#### Short exercise
Restate every line of the material, word for word.

#### Input material
- - - - -
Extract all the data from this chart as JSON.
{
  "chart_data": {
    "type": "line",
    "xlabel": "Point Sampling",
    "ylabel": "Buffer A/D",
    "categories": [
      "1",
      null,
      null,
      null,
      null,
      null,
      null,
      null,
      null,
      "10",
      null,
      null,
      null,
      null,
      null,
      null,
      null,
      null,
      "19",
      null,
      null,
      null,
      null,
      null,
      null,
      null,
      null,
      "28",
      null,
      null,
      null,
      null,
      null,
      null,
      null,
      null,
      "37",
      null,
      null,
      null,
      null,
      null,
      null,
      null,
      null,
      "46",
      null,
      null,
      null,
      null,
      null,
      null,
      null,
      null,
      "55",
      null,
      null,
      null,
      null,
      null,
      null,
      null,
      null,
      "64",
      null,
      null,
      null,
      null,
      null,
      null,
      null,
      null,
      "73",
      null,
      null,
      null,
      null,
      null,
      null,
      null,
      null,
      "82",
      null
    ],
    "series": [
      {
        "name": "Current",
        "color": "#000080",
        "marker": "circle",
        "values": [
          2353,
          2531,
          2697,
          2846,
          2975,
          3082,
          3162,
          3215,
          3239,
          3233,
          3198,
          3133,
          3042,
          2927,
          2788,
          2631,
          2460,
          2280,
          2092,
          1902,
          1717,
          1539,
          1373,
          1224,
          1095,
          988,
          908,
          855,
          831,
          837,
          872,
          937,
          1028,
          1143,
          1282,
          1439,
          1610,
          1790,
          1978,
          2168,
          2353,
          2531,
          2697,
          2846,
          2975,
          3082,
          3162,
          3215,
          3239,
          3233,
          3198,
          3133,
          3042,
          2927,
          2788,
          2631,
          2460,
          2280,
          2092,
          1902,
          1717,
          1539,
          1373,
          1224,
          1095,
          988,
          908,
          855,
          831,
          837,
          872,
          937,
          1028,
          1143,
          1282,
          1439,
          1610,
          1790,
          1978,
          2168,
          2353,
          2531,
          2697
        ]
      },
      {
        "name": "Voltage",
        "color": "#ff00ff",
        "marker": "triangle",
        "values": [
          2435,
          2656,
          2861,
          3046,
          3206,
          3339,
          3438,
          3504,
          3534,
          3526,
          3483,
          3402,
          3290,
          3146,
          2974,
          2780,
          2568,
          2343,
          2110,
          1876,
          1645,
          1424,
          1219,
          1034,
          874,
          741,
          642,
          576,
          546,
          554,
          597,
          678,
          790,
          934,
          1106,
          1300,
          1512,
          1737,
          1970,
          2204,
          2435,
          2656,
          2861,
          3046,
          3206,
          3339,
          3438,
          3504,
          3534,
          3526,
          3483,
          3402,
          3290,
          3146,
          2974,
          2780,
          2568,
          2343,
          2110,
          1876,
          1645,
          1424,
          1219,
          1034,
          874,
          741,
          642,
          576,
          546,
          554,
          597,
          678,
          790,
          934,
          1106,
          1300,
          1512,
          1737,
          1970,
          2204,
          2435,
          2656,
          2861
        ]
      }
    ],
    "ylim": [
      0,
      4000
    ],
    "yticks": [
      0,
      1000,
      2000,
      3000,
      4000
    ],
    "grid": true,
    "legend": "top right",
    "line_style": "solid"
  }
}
- - - - -
#### Output of the task
Extract all the data from this chart as JSON.
{
  "chart_data": {
    "type": "line",
    "xlabel": "Point Sampling",
    "ylabel": "Buffer A/D",
    "categories": [
      "1",
      null,
      null,
      null,
      null,
      null,
      null,
      null,
      null,
      "10",
      null,
      null,
      null,
      null,
      null,
      null,
      null,
      null,
      "19",
      null,
      null,
      null,
      null,
      null,
      null,
      null,
      null,
      "28",
      null,
      null,
      null,
      null,
      null,
      null,
      null,
      null,
      "37",
      null,
      null,
      null,
      null,
      null,
      null,
      null,
      null,
      "46",
      null,
      null,
      null,
      null,
      null,
      null,
      null,
      null,
      "55",
      null,
      null,
      null,
      null,
      null,
      null,
      null,
      null,
      "64",
      null,
      null,
      null,
      null,
      null,
      null,
      null,
      null,
      "73",
      null,
      null,
      null,
      null,
      null,
      null,
      null,
      null,
      "82",
      null
    ],
    "series": [
      {
        "name": "Current",
        "color": "#000080",
        "marker": "circle",
        "values": [
          2353,
          2531,
          2697,
          2846,
          2975,
          3082,
          3162,
          3215,
          3239,
          3233,
          3198,
          3133,
          3042,
          2927,
          2788,
          2631,
          2460,
          2280,
          2092,
          1902,
          1717,
          1539,
          1373,
          1224,
          1095,
          988,
          908,
          855,
          831,
          837,
          872,
          937,
          1028,
          1143,
          1282,
          1439,
          1610,
          1790,
          1978,
          2168,
          2353,
          2531,
          2697,
          2846,
          2975,
          3082,
          3162,
          3215,
          3239,
          3233,
          3198,
          3133,
          3042,
          2927,
          2788,
          2631,
          2460,
          2280,
          2092,
          1902,
          1717,
          1539,
          1373,
          1224,
          1095,
          988,
          908,
          855,
          831,
          837,
          872,
          937,
          1028,
          1143,
          1282,
          1439,
          1610,
          1790,
          1978,
          2168,
          2353,
          2531,
          2697
        ]
      },
      {
        "name": "Voltage",
        "color": "#ff00ff",
        "marker": "triangle",
        "values": [
          2435,
          2656,
          2861,
          3046,
          3206,
          3339,
          3438,
          3504,
          3534,
          3526,
          3483,
          3402,
          3290,
          3146,
          2974,
          2780,
          2568,
          2343,
          2110,
          1876,
          1645,
          1424,
          1219,
          1034,
          874,
          741,
          642,
          576,
          546,
          554,
          597,
          678,
          790,
          934,
          1106,
          1300,
          1512,
          1737,
          1970,
          2204,
          2435,
          2656,
          2861,
          3046,
          3206,
          3339,
          3438,
          3504,
          3534,
          3526,
          3483,
          3402,
          3290,
          3146,
          2974,
          2780,
          2568,
          2343,
          2110,
          1876,
          1645,
          1424,
          1219,
          1034,
          874,
          741,
          642,
          576,
          546,
          554,
          597,
          678,
          790,
          934,
          1106,
          1300,
          1512,
          1737,
          1970,
          2204,
          2435,
          2656,
          2861
        ]
      }
    ],
    "ylim": [
      0,
      4000
    ],
    "yticks": [
      0,
      1000,
      2000,
      3000,
      4000
    ],
    "grid": true,
    "legend": "top right",
    "line_style": "solid"
  }
}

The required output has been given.